• EXERCISE PROMPT:
Give the number of lines in this listing that contain the word "Luminosidad", and nothing else.

• Extracted data entries:
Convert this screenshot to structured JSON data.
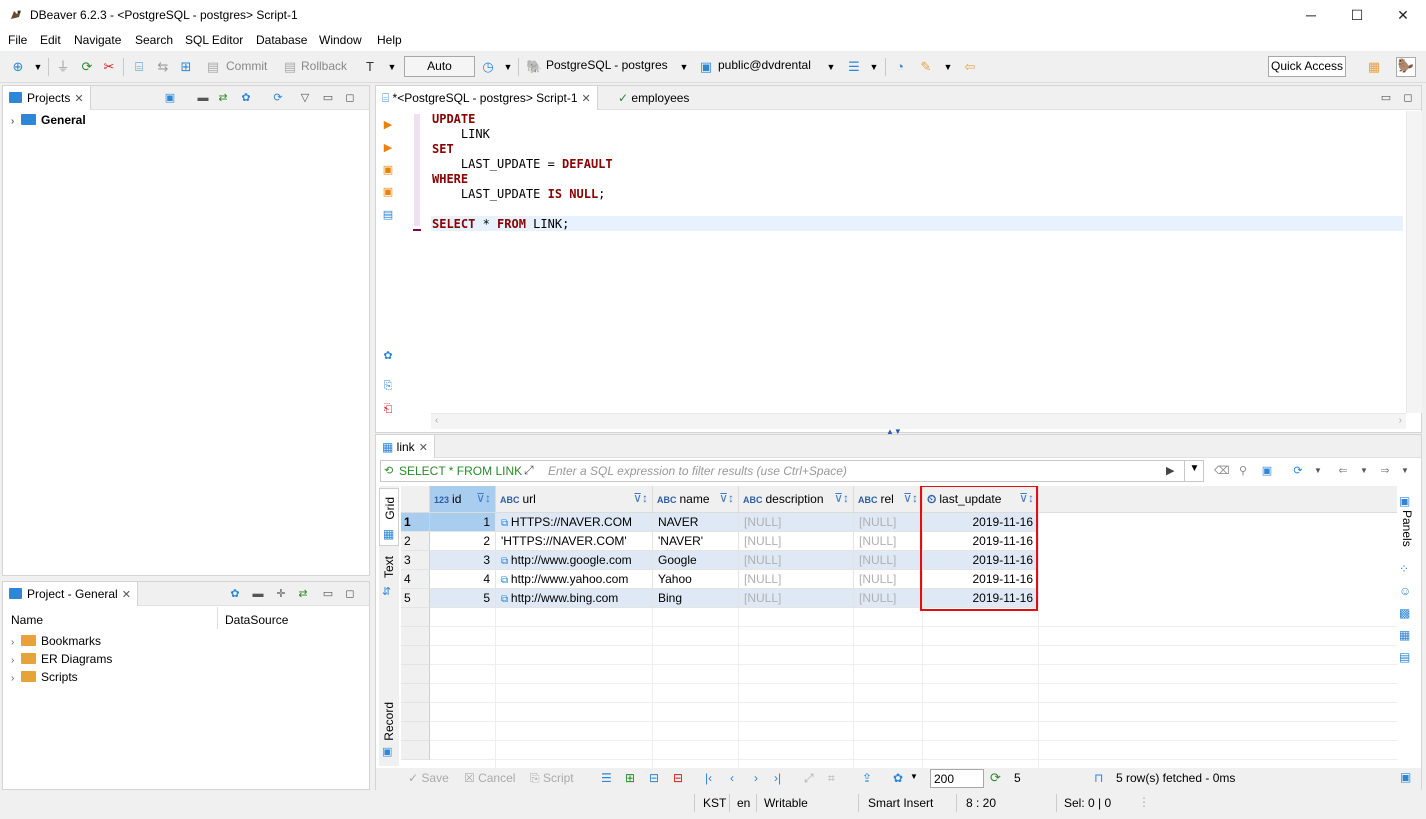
{
  "window": {
    "title": "DBeaver 6.2.3 - <PostgreSQL - postgres> Script-1",
    "controls": [
      "─",
      "☐",
      "✕"
    ]
  },
  "menu": [
    "File",
    "Edit",
    "Navigate",
    "Search",
    "SQL Editor",
    "Database",
    "Window",
    "Help"
  ],
  "toolbar": {
    "commit": "Commit",
    "rollback": "Rollback",
    "mode": "Auto",
    "connection": "PostgreSQL - postgres",
    "schema": "public@dvdrental",
    "quick_access": "Quick Access"
  },
  "projects_panel": {
    "tab": "Projects",
    "items": [
      {
        "label": "General"
      }
    ]
  },
  "project_general_panel": {
    "tab": "Project - General",
    "columns": [
      "Name",
      "DataSource"
    ],
    "items": [
      {
        "label": "Bookmarks",
        "color": "#e8a23a"
      },
      {
        "label": "ER Diagrams",
        "color": "#e8a23a"
      },
      {
        "label": "Scripts",
        "color": "#e8a23a"
      }
    ]
  },
  "editor": {
    "tabs": [
      {
        "label": "*<PostgreSQL - postgres> Script-1",
        "active": true
      },
      {
        "label": "employees",
        "active": false
      }
    ],
    "lines": [
      [
        {
          "t": "UPDATE",
          "k": true
        }
      ],
      [
        {
          "t": "    LINK",
          "k": false
        }
      ],
      [
        {
          "t": "SET",
          "k": true
        }
      ],
      [
        {
          "t": "    LAST_UPDATE = ",
          "k": false
        },
        {
          "t": "DEFAULT",
          "k": true
        }
      ],
      [
        {
          "t": "WHERE",
          "k": true
        }
      ],
      [
        {
          "t": "    LAST_UPDATE ",
          "k": false
        },
        {
          "t": "IS NULL",
          "k": true
        },
        {
          "t": ";",
          "k": false
        }
      ],
      [
        {
          "t": "",
          "k": false
        }
      ],
      [
        {
          "t": "SELECT",
          "k": true
        },
        {
          "t": " * ",
          "k": false
        },
        {
          "t": "FROM",
          "k": true
        },
        {
          "t": " LINK;",
          "k": false
        }
      ]
    ]
  },
  "results": {
    "tab": "link",
    "query": "SELECT * FROM LINK",
    "filter_placeholder": "Enter a SQL expression to filter results (use Ctrl+Space)",
    "side_tabs": [
      "Grid",
      "Text",
      "Record"
    ],
    "panels_label": "Panels",
    "columns": [
      {
        "name": "id",
        "badge": "123"
      },
      {
        "name": "url",
        "badge": "ABC"
      },
      {
        "name": "name",
        "badge": "ABC"
      },
      {
        "name": "description",
        "badge": "ABC"
      },
      {
        "name": "rel",
        "badge": "ABC"
      },
      {
        "name": "last_update",
        "badge": "⏲"
      }
    ],
    "rows": [
      {
        "num": "1",
        "id": "1",
        "url": "HTTPS://NAVER.COM",
        "url_link": true,
        "name": "NAVER",
        "description": "[NULL]",
        "rel": "[NULL]",
        "last_update": "2019-11-16"
      },
      {
        "num": "2",
        "id": "2",
        "url": "'HTTPS://NAVER.COM'",
        "url_link": false,
        "name": "'NAVER'",
        "description": "[NULL]",
        "rel": "[NULL]",
        "last_update": "2019-11-16"
      },
      {
        "num": "3",
        "id": "3",
        "url": "http://www.google.com",
        "url_link": true,
        "name": "Google",
        "description": "[NULL]",
        "rel": "[NULL]",
        "last_update": "2019-11-16"
      },
      {
        "num": "4",
        "id": "4",
        "url": "http://www.yahoo.com",
        "url_link": true,
        "name": "Yahoo",
        "description": "[NULL]",
        "rel": "[NULL]",
        "last_update": "2019-11-16"
      },
      {
        "num": "5",
        "id": "5",
        "url": "http://www.bing.com",
        "url_link": true,
        "name": "Bing",
        "description": "[NULL]",
        "rel": "[NULL]",
        "last_update": "2019-11-16"
      }
    ],
    "highlight_color": "#e01010",
    "bottom": {
      "save": "Save",
      "cancel": "Cancel",
      "script": "Script",
      "fetch_size": "200",
      "row_count": "5",
      "status": "5 row(s) fetched - 0ms"
    }
  },
  "statusbar": [
    "KST",
    "en",
    "Writable",
    "Smart Insert",
    "8 : 20",
    "Sel: 0 | 0"
  ]
}
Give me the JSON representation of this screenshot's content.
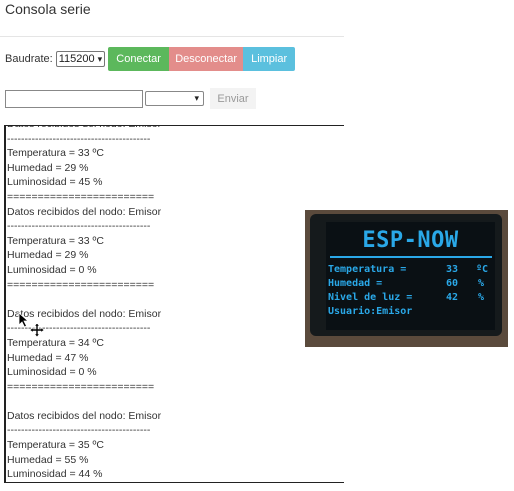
{
  "page": {
    "title": "Consola serie"
  },
  "toolbar": {
    "baudrate_label": "Baudrate:",
    "baudrate_value": "115200",
    "connect_label": "Conectar",
    "disconnect_label": "Desconectar",
    "clear_label": "Limpiar"
  },
  "send": {
    "input_value": "",
    "node_select_value": "",
    "send_label": "Enviar"
  },
  "console": {
    "lines": [
      "Datos recibidos del nodo:  Emisor",
      "-----------------------------------------",
      "Temperatura = 33 ºC",
      "Humedad = 29 %",
      "Luminosidad = 45 %",
      "========================",
      "Datos recibidos del nodo:  Emisor",
      "-----------------------------------------",
      "Temperatura = 33 ºC",
      "Humedad = 29 %",
      "Luminosidad = 0 %",
      "========================",
      "",
      "Datos recibidos del nodo:  Emisor",
      "-----------------------------------------",
      "Temperatura = 34 ºC",
      "Humedad = 47 %",
      "Luminosidad = 0 %",
      "========================",
      "",
      "Datos recibidos del nodo:  Emisor",
      "-----------------------------------------",
      "Temperatura = 35 ºC",
      "Humedad = 55 %",
      "Luminosidad = 44 %"
    ]
  },
  "display_photo": {
    "title": "ESP-NOW",
    "rows": [
      {
        "label": "Temperatura =",
        "value": "33",
        "unit": "ºC"
      },
      {
        "label": "Humedad =",
        "value": "60",
        "unit": "%"
      },
      {
        "label": "Nivel de luz =",
        "value": "42",
        "unit": "%"
      }
    ],
    "footer": "Usuario:Emisor",
    "accent_color": "#2aa8e8"
  },
  "colors": {
    "connect": "#5cb85c",
    "disconnect": "#e38d8b",
    "clear": "#5bc0de"
  }
}
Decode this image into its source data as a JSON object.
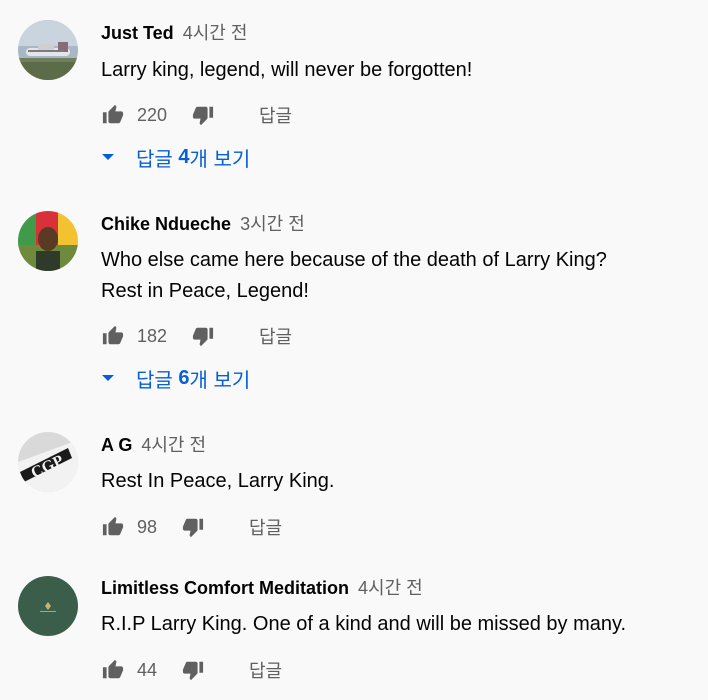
{
  "comments": [
    {
      "author": "Just Ted",
      "time": "4시간 전",
      "text": "Larry king, legend, will never be forgotten!",
      "likes": "220",
      "reply_label": "답글",
      "replies": {
        "prefix": "답글 ",
        "count": "4",
        "suffix": "개 보기"
      }
    },
    {
      "author": "Chike Ndueche",
      "time": "3시간 전",
      "text_line1": "Who else came here because of the death of Larry King?",
      "text_line2": "Rest in Peace, Legend!",
      "likes": "182",
      "reply_label": "답글",
      "replies": {
        "prefix": "답글 ",
        "count": "6",
        "suffix": "개 보기"
      }
    },
    {
      "author": "A G",
      "time": "4시간 전",
      "text": "Rest In Peace, Larry King.",
      "likes": "98",
      "reply_label": "답글"
    },
    {
      "author": "Limitless Comfort Meditation",
      "time": "4시간 전",
      "text": "R.I.P Larry King. One of a kind and will be missed by many.",
      "likes": "44",
      "reply_label": "답글"
    }
  ],
  "colors": {
    "link": "#065fd4",
    "secondary_text": "#606060",
    "primary_text": "#030303",
    "background": "#f9f9f9"
  },
  "icons": {
    "like": "thumb-up-icon",
    "dislike": "thumb-down-icon",
    "expand": "caret-down-icon"
  }
}
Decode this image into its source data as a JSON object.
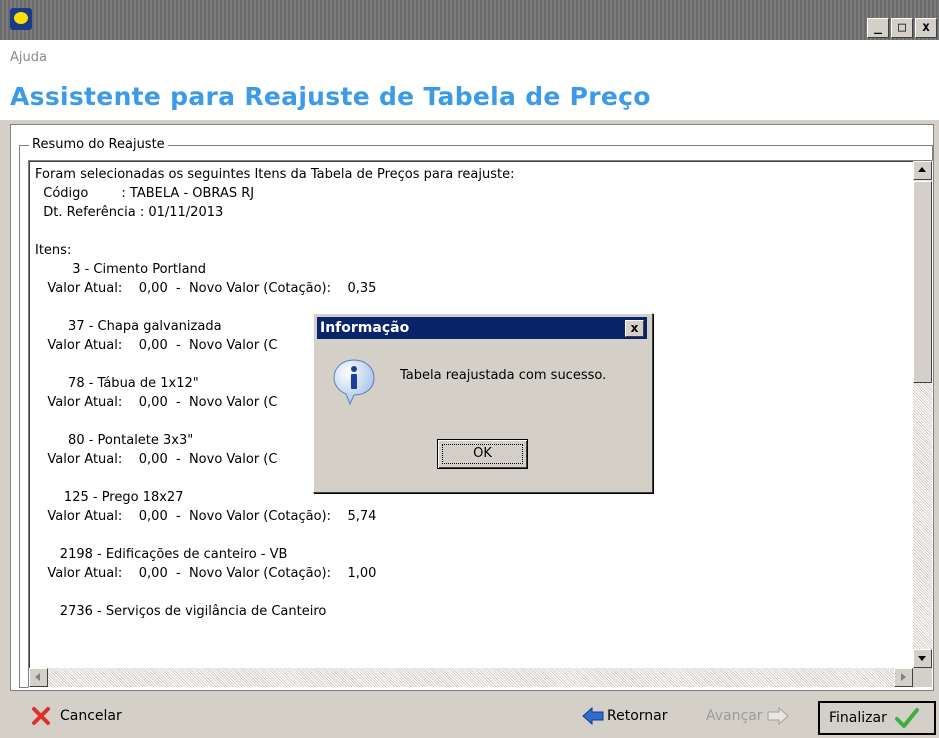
{
  "window": {
    "title": "",
    "controls": {
      "minimize": "_",
      "maximize": "□",
      "close": "x"
    }
  },
  "menu": {
    "ajuda": "Ajuda"
  },
  "header": {
    "title": "Assistente para Reajuste de Tabela de Preço"
  },
  "summary": {
    "group_label": "Resumo do Reajuste",
    "lines": [
      "Foram selecionadas os seguintes Itens da Tabela de Preços para reajuste:",
      "  Código        : TABELA - OBRAS RJ",
      "  Dt. Referência : 01/11/2013",
      "",
      "Itens:",
      "         3 - Cimento Portland",
      "   Valor Atual:    0,00  -  Novo Valor (Cotação):    0,35",
      "",
      "        37 - Chapa galvanizada",
      "   Valor Atual:    0,00  -  Novo Valor (C",
      "",
      "        78 - Tábua de 1x12\"",
      "   Valor Atual:    0,00  -  Novo Valor (C",
      "",
      "        80 - Pontalete 3x3\"",
      "   Valor Atual:    0,00  -  Novo Valor (C",
      "",
      "       125 - Prego 18x27",
      "   Valor Atual:    0,00  -  Novo Valor (Cotação):    5,74",
      "",
      "      2198 - Edificações de canteiro - VB",
      "   Valor Atual:    0,00  -  Novo Valor (Cotação):    1,00",
      "",
      "      2736 - Serviços de vigilância de Canteiro"
    ]
  },
  "dialog": {
    "title": "Informação",
    "message": "Tabela reajustada com sucesso.",
    "ok_label": "OK",
    "close": "x"
  },
  "footer": {
    "cancel_label": "Cancelar",
    "back_label": "Retornar",
    "next_label": "Avançar",
    "finish_label": "Finalizar"
  },
  "colors": {
    "title_blue": "#3b9bea",
    "dialog_title_bg": "#0a246a",
    "cancel_red": "#e0302a",
    "finish_green": "#3cb043",
    "nav_blue": "#2a6fd1"
  },
  "icons": {
    "app": "app-icon",
    "cancel": "red-x-icon",
    "back": "blue-left-arrow-icon",
    "next": "gray-right-arrow-icon",
    "finish": "green-check-icon",
    "dialog": "info-icon"
  }
}
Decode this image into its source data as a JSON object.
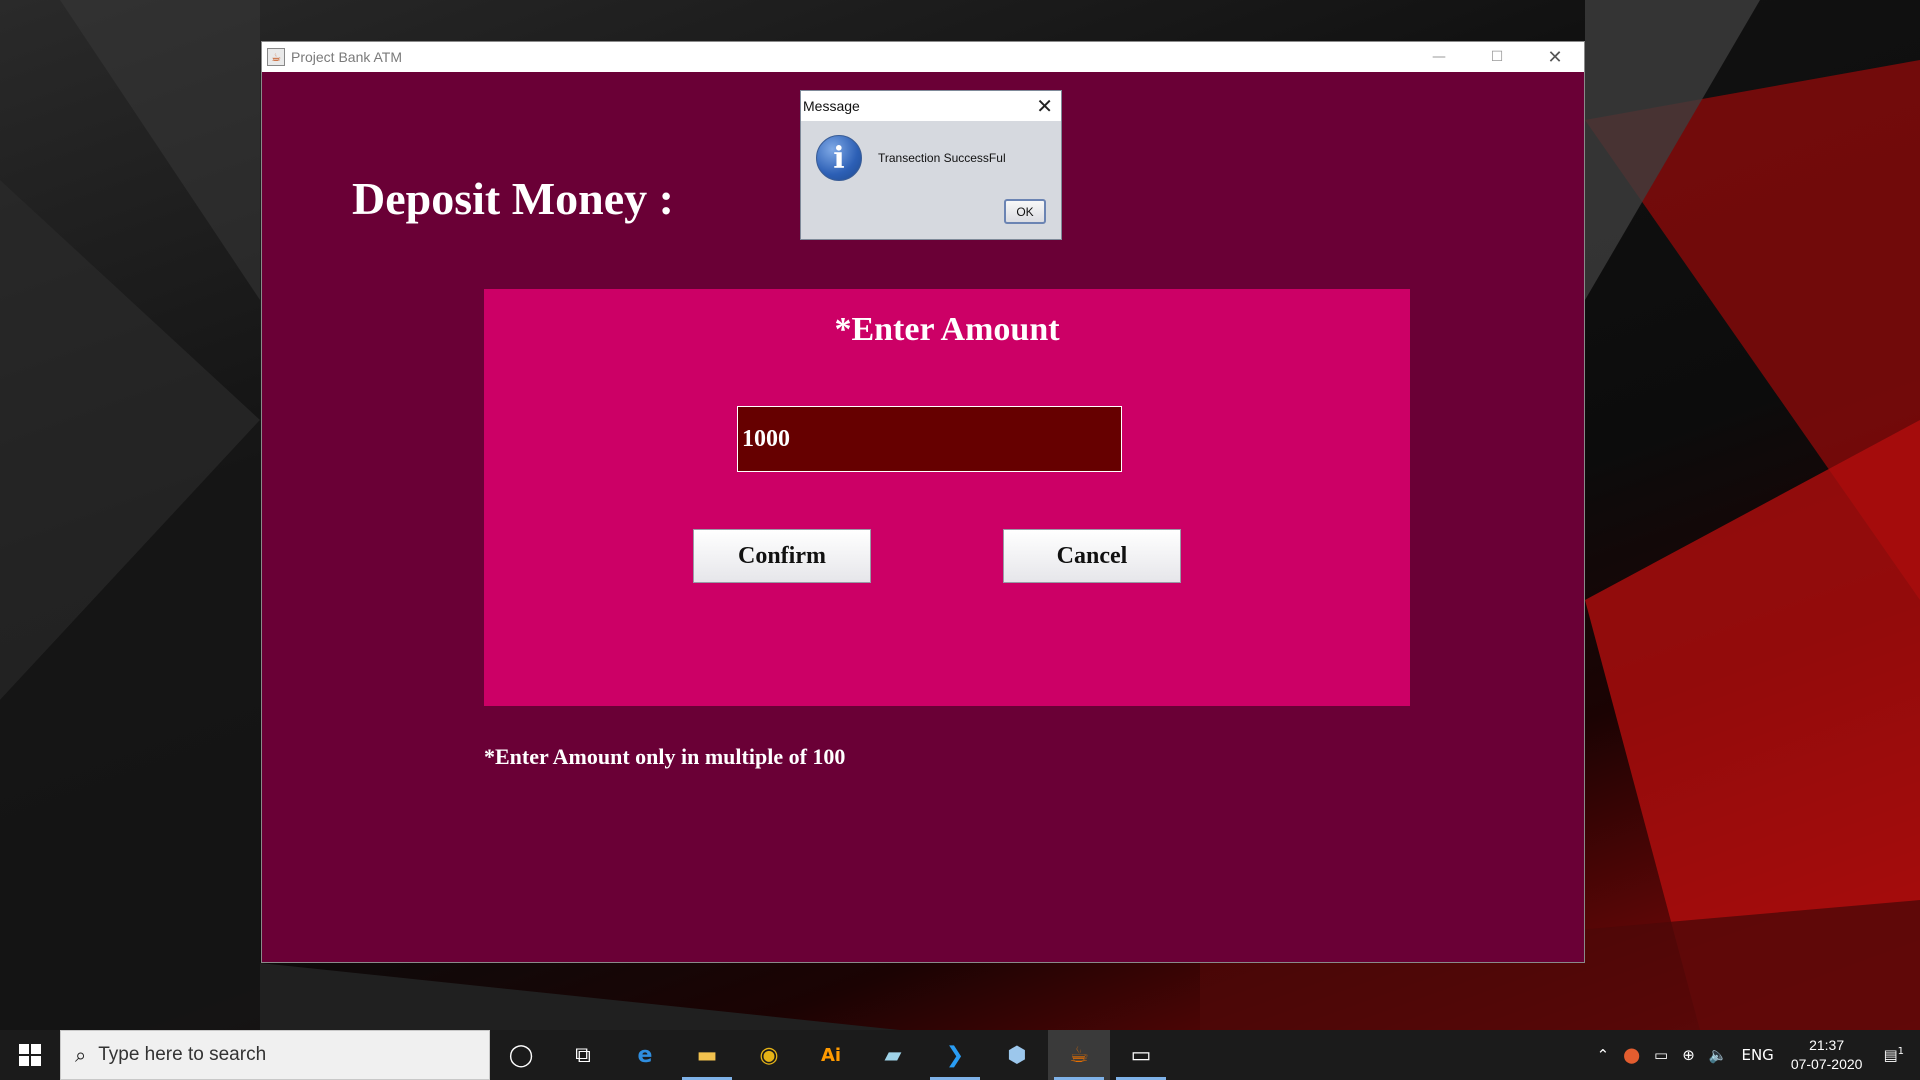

• SOLUTION TO THE PROBLEM:
4